§ **Exercise objective**
Which lines hold the word "벤처투자"? Show each of them.

§ **Items from a dataset**
▬▬▬▬▬▬

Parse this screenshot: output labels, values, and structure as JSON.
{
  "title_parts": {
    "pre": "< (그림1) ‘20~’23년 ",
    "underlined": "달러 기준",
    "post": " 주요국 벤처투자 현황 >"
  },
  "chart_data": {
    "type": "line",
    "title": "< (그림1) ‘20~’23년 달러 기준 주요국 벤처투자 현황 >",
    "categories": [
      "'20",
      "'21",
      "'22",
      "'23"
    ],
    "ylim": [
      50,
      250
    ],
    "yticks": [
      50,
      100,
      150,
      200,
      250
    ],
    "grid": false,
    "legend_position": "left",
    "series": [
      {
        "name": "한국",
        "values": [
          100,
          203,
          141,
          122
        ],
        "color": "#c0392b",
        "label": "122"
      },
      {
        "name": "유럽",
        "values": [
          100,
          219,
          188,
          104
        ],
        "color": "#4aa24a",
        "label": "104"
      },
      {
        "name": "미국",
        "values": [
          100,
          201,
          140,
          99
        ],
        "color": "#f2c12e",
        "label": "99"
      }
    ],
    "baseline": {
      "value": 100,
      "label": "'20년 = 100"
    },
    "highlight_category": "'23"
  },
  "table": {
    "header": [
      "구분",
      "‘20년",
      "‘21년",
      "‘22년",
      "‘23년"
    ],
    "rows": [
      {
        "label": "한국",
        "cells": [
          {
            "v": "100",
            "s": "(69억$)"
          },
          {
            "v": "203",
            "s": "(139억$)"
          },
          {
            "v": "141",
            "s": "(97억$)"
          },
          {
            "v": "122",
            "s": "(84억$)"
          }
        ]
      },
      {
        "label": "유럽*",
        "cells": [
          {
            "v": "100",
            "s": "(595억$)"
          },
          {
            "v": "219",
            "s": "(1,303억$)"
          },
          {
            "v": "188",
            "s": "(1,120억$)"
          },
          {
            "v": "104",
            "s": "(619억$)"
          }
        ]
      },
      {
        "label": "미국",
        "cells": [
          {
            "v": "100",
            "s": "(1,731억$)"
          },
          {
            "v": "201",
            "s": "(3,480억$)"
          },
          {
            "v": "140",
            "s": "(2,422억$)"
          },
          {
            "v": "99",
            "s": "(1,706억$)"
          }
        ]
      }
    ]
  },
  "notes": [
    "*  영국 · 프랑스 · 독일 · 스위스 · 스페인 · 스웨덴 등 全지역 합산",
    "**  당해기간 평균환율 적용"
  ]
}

▬▬▬▬▬▬

§ **Written response**
    "post": " 주요국 벤처투자 현황 >"
    "title": "< (그림1) ‘20~’23년 달러 기준 주요국 벤처투자 현황 >",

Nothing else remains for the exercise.